[Items listed in a dataset]
----------------
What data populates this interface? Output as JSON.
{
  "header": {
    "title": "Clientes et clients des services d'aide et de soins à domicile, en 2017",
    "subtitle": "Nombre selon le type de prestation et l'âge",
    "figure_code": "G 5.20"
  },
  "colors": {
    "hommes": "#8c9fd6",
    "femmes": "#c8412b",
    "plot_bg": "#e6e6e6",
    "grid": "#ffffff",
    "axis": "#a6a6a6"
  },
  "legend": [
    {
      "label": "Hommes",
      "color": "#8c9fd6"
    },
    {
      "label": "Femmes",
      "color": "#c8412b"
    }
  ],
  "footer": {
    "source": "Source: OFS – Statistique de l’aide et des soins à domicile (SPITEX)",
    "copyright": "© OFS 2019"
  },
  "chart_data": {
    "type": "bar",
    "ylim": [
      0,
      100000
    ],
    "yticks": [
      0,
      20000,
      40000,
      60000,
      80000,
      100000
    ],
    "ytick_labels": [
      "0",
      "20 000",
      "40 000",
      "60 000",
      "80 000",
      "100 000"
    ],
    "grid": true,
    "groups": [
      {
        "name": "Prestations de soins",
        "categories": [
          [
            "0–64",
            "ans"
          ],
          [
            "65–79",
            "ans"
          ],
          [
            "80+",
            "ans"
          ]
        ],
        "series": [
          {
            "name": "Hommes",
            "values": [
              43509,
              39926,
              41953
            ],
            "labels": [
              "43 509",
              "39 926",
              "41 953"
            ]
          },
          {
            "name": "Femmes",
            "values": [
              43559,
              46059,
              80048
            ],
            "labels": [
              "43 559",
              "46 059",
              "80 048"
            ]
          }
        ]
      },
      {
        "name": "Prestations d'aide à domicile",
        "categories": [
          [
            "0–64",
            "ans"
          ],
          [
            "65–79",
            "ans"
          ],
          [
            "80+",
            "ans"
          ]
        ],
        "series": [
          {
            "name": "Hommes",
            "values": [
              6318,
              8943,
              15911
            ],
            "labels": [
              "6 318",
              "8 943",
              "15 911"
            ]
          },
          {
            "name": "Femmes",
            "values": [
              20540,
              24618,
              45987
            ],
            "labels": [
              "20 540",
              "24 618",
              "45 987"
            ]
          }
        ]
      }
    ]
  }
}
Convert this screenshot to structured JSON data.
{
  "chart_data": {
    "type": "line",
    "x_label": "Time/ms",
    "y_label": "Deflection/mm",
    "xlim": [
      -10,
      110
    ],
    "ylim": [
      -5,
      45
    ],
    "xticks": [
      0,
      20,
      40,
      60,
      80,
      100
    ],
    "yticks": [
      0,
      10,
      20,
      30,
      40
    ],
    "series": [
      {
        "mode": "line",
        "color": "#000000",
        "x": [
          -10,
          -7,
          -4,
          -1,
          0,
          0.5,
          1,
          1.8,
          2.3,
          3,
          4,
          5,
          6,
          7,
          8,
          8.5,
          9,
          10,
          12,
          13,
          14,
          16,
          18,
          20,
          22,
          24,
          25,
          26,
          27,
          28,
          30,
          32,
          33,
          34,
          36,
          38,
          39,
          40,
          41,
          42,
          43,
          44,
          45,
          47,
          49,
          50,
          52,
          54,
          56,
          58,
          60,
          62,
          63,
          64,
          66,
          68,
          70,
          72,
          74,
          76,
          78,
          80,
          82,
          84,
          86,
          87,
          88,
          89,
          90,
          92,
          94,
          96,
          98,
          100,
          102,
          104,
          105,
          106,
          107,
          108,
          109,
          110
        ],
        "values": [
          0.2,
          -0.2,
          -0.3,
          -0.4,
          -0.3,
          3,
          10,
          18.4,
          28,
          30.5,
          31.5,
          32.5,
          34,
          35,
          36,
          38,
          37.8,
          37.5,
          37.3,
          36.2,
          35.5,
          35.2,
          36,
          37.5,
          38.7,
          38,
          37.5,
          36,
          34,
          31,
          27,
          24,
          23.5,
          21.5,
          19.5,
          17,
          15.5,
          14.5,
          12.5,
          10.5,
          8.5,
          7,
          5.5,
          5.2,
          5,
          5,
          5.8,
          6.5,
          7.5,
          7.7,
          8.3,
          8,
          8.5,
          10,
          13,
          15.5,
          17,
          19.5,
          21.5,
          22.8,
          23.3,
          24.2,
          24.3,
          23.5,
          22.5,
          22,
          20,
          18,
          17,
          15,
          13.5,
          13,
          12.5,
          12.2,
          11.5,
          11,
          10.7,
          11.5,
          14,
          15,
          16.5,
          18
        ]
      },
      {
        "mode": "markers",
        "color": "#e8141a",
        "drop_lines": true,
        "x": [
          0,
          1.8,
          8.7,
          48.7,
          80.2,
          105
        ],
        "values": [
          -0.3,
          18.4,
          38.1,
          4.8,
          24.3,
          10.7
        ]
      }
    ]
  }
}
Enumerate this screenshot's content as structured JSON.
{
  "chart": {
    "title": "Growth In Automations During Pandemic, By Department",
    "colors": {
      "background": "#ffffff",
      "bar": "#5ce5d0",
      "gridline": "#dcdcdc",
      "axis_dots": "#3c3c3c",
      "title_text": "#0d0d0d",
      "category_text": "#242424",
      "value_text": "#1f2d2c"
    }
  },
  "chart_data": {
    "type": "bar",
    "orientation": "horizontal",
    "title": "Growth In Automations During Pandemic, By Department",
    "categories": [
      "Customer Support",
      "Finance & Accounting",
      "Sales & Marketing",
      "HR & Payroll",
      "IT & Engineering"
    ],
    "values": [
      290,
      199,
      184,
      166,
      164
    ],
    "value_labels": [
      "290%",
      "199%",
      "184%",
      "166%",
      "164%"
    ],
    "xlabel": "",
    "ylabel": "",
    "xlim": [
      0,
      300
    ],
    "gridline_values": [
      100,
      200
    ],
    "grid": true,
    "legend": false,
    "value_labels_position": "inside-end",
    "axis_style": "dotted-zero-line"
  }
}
----------------
▶ What the task asks
Write out the complete set of records exactly as given.

▶ Result of this exercise
What data populates this interface? Output as JSON.
{
  "header": {
    "title": "Clientes et clients des services d'aide et de soins à domicile, en 2017",
    "subtitle": "Nombre selon le type de prestation et l'âge",
    "figure_code": "G 5.20"
  },
  "colors": {
    "hommes": "#8c9fd6",
    "femmes": "#c8412b",
    "plot_bg": "#e6e6e6",
    "grid": "#ffffff",
    "axis": "#a6a6a6"
  },
  "legend": [
    {
      "label": "Hommes",
      "color": "#8c9fd6"
    },
    {
      "label": "Femmes",
      "color": "#c8412b"
    }
  ],
  "footer": {
    "source": "Source: OFS – Statistique de l’aide et des soins à domicile (SPITEX)",
    "copyright": "© OFS 2019"
  },
  "chart_data": {
    "type": "bar",
    "ylim": [
      0,
      100000
    ],
    "yticks": [
      0,
      20000,
      40000,
      60000,
      80000,
      100000
    ],
    "ytick_labels": [
      "0",
      "20 000",
      "40 000",
      "60 000",
      "80 000",
      "100 000"
    ],
    "grid": true,
    "groups": [
      {
        "name": "Prestations de soins",
        "categories": [
          [
            "0–64",
            "ans"
          ],
          [
            "65–79",
            "ans"
          ],
          [
            "80+",
            "ans"
          ]
        ],
        "series": [
          {
            "name": "Hommes",
            "values": [
              43509,
              39926,
              41953
            ],
            "labels": [
              "43 509",
              "39 926",
              "41 953"
            ]
          },
          {
            "name": "Femmes",
            "values": [
              43559,
              46059,
              80048
            ],
            "labels": [
              "43 559",
              "46 059",
              "80 048"
            ]
          }
        ]
      },
      {
        "name": "Prestations d'aide à domicile",
        "categories": [
          [
            "0–64",
            "ans"
          ],
          [
            "65–79",
            "ans"
          ],
          [
            "80+",
            "ans"
          ]
        ],
        "series": [
          {
            "name": "Hommes",
            "values": [
              6318,
              8943,
              15911
            ],
            "labels": [
              "6 318",
              "8 943",
              "15 911"
            ]
          },
          {
            "name": "Femmes",
            "values": [
              20540,
              24618,
              45987
            ],
            "labels": [
              "20 540",
              "24 618",
              "45 987"
            ]
          }
        ]
      }
    ]
  }
}
Convert this screenshot to structured JSON data.
{
  "chart_data": {
    "type": "line",
    "x_label": "Time/ms",
    "y_label": "Deflection/mm",
    "xlim": [
      -10,
      110
    ],
    "ylim": [
      -5,
      45
    ],
    "xticks": [
      0,
      20,
      40,
      60,
      80,
      100
    ],
    "yticks": [
      0,
      10,
      20,
      30,
      40
    ],
    "series": [
      {
        "mode": "line",
        "color": "#000000",
        "x": [
          -10,
          -7,
          -4,
          -1,
          0,
          0.5,
          1,
          1.8,
          2.3,
          3,
          4,
          5,
          6,
          7,
          8,
          8.5,
          9,
          10,
          12,
          13,
          14,
          16,
          18,
          20,
          22,
          24,
          25,
          26,
          27,
          28,
          30,
          32,
          33,
          34,
          36,
          38,
          39,
          40,
          41,
          42,
          43,
          44,
          45,
          47,
          49,
          50,
          52,
          54,
          56,
          58,
          60,
          62,
          63,
          64,
          66,
          68,
          70,
          72,
          74,
          76,
          78,
          80,
          82,
          84,
          86,
          87,
          88,
          89,
          90,
          92,
          94,
          96,
          98,
          100,
          102,
          104,
          105,
          106,
          107,
          108,
          109,
          110
        ],
        "values": [
          0.2,
          -0.2,
          -0.3,
          -0.4,
          -0.3,
          3,
          10,
          18.4,
          28,
          30.5,
          31.5,
          32.5,
          34,
          35,
          36,
          38,
          37.8,
          37.5,
          37.3,
          36.2,
          35.5,
          35.2,
          36,
          37.5,
          38.7,
          38,
          37.5,
          36,
          34,
          31,
          27,
          24,
          23.5,
          21.5,
          19.5,
          17,
          15.5,
          14.5,
          12.5,
          10.5,
          8.5,
          7,
          5.5,
          5.2,
          5,
          5,
          5.8,
          6.5,
          7.5,
          7.7,
          8.3,
          8,
          8.5,
          10,
          13,
          15.5,
          17,
          19.5,
          21.5,
          22.8,
          23.3,
          24.2,
          24.3,
          23.5,
          22.5,
          22,
          20,
          18,
          17,
          15,
          13.5,
          13,
          12.5,
          12.2,
          11.5,
          11,
          10.7,
          11.5,
          14,
          15,
          16.5,
          18
        ]
      },
      {
        "mode": "markers",
        "color": "#e8141a",
        "drop_lines": true,
        "x": [
          0,
          1.8,
          8.7,
          48.7,
          80.2,
          105
        ],
        "values": [
          -0.3,
          18.4,
          38.1,
          4.8,
          24.3,
          10.7
        ]
      }
    ]
  }
}
Enumerate this screenshot's content as structured JSON.
{
  "chart": {
    "title": "Growth In Automations During Pandemic, By Department",
    "colors": {
      "background": "#ffffff",
      "bar": "#5ce5d0",
      "gridline": "#dcdcdc",
      "axis_dots": "#3c3c3c",
      "title_text": "#0d0d0d",
      "category_text": "#242424",
      "value_text": "#1f2d2c"
    }
  },
  "chart_data": {
    "type": "bar",
    "orientation": "horizontal",
    "title": "Growth In Automations During Pandemic, By Department",
    "categories": [
      "Customer Support",
      "Finance & Accounting",
      "Sales & Marketing",
      "HR & Payroll",
      "IT & Engineering"
    ],
    "values": [
      290,
      199,
      184,
      166,
      164
    ],
    "value_labels": [
      "290%",
      "199%",
      "184%",
      "166%",
      "164%"
    ],
    "xlabel": "",
    "ylabel": "",
    "xlim": [
      0,
      300
    ],
    "gridline_values": [
      100,
      200
    ],
    "grid": true,
    "legend": false,
    "value_labels_position": "inside-end",
    "axis_style": "dotted-zero-line"
  }
}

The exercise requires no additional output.